_DESCRIPTION OF THE TASK_
Bring together all lines of the material below that contain the string "name".

DATA LINES start

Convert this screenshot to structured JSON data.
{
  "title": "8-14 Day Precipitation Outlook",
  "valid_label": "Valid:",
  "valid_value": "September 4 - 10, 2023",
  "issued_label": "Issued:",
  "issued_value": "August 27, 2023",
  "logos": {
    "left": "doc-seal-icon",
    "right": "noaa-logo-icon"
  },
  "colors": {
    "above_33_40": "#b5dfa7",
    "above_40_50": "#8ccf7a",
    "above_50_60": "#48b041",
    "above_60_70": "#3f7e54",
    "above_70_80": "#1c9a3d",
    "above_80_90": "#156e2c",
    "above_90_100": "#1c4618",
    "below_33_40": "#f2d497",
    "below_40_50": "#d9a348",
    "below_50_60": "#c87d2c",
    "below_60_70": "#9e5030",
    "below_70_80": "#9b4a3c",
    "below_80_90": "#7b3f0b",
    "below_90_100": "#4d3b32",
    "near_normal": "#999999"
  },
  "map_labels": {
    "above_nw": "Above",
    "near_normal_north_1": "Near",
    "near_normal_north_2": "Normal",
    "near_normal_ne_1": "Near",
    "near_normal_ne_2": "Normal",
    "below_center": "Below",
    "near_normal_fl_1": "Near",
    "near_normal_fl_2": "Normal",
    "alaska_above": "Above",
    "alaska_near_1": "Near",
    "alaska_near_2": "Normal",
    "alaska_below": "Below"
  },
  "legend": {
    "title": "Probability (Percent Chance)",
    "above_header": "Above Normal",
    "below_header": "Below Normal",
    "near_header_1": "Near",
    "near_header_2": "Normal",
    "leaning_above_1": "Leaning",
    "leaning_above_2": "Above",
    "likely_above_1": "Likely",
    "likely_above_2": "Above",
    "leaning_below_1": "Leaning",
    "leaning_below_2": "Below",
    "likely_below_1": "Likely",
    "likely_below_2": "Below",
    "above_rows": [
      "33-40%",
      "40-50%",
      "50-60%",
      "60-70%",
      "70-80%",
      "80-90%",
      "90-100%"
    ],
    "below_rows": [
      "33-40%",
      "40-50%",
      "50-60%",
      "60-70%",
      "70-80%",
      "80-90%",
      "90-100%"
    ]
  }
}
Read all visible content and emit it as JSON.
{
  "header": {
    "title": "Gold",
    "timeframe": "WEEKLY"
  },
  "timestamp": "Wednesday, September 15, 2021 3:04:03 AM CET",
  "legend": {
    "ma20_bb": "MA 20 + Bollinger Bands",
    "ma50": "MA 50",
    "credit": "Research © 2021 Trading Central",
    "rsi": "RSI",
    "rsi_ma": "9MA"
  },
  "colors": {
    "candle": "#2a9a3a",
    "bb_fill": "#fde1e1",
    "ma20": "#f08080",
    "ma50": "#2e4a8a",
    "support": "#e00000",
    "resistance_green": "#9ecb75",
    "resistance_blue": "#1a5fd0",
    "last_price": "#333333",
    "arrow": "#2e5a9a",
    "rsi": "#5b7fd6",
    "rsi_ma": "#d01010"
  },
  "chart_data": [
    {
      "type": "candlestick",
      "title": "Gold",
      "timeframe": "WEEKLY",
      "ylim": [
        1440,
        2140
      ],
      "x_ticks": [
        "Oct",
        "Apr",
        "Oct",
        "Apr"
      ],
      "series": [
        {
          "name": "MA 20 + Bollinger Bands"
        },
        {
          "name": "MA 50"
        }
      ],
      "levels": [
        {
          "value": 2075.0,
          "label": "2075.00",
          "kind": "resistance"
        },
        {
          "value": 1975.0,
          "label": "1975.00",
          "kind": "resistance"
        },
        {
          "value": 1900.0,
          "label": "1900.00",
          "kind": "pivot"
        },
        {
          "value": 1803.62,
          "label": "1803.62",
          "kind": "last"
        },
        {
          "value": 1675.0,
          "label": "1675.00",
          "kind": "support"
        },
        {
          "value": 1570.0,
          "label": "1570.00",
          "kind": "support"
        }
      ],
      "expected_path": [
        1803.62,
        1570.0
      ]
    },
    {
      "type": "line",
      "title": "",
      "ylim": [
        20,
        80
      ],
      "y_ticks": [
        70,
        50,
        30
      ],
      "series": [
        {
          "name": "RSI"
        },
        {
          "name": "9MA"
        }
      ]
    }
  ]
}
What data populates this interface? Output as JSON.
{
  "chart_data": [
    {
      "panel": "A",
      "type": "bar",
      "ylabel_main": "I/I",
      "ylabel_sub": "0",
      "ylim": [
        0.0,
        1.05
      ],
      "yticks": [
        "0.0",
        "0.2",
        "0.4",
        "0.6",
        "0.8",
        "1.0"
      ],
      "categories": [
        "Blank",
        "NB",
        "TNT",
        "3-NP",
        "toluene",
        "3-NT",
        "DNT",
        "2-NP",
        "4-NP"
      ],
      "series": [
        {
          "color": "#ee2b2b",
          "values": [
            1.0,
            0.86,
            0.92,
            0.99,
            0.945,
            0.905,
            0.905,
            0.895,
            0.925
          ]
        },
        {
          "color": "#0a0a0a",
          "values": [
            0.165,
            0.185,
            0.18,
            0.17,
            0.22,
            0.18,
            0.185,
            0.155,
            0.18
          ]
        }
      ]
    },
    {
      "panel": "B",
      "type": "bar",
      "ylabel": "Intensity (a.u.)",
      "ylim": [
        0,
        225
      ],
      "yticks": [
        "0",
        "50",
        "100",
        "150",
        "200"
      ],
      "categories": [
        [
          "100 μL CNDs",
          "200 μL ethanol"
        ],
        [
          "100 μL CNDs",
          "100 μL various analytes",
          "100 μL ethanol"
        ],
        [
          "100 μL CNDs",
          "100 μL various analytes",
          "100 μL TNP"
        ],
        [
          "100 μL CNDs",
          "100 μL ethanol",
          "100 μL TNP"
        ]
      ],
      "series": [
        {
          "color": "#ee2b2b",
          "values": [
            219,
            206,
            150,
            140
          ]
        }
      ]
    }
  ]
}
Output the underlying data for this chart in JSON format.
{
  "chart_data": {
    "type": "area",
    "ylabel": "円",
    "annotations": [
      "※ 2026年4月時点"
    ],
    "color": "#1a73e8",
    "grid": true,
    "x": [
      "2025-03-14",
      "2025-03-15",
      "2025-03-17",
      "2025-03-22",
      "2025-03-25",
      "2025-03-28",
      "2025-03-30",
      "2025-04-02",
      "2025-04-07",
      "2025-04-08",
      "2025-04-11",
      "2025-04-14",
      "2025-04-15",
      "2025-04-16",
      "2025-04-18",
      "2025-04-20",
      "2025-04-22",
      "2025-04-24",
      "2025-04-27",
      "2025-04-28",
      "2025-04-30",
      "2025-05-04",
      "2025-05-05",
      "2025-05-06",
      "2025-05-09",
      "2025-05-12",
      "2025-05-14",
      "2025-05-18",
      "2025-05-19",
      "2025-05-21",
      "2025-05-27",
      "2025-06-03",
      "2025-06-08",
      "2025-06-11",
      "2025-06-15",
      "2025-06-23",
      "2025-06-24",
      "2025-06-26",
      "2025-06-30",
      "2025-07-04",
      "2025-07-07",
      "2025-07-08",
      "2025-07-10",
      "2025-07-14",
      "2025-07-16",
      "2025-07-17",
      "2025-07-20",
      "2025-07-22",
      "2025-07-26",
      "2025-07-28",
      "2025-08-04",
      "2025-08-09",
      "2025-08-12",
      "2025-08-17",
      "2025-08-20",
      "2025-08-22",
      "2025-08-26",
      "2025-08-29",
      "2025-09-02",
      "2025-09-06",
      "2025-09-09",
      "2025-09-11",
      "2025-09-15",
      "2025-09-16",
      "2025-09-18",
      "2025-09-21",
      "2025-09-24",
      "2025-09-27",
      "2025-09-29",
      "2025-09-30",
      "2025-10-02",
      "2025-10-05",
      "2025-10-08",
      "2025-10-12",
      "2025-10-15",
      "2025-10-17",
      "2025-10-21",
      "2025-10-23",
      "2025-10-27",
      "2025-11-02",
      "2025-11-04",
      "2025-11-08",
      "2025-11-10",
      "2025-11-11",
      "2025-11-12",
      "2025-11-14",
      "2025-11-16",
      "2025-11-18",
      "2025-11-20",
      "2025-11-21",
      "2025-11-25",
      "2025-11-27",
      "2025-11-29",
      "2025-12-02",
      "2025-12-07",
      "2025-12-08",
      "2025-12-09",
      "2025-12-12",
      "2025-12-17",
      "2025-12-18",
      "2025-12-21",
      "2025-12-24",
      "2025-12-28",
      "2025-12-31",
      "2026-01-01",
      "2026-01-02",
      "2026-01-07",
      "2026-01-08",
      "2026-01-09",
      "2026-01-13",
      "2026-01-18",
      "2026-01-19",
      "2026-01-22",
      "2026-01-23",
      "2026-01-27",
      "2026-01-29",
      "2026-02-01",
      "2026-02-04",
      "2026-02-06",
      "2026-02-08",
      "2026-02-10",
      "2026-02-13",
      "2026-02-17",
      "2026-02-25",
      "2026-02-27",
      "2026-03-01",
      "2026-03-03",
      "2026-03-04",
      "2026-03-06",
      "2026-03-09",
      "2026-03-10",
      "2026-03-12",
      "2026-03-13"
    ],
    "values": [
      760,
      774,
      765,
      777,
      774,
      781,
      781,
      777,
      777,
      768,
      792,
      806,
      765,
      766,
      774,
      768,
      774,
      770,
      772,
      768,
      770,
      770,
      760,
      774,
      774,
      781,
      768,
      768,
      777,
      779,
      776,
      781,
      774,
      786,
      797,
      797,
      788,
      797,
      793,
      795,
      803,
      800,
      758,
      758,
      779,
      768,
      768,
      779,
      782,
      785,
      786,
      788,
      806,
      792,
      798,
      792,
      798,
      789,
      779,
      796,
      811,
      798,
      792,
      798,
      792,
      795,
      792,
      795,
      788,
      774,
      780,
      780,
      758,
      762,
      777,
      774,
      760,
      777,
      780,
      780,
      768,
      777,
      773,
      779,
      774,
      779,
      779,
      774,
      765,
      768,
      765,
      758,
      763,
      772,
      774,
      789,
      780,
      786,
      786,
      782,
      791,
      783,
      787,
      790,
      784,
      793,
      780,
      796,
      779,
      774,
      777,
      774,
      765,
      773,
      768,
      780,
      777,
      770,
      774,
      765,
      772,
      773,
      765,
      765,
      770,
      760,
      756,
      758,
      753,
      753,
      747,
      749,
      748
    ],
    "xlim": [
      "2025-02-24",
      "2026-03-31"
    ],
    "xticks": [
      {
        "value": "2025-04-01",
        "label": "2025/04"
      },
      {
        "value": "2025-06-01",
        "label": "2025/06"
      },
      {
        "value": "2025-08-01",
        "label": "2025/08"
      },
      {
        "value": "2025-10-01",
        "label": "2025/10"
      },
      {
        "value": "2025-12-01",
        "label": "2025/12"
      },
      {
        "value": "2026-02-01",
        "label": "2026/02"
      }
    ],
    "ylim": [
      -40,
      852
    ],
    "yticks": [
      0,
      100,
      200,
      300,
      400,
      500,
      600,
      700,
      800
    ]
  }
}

DATA LINES end

_RESPONSE_
          "name": "MA 20 + Bollinger Bands"
          "name": "MA 50"
          "name": "RSI"
          "name": "9MA"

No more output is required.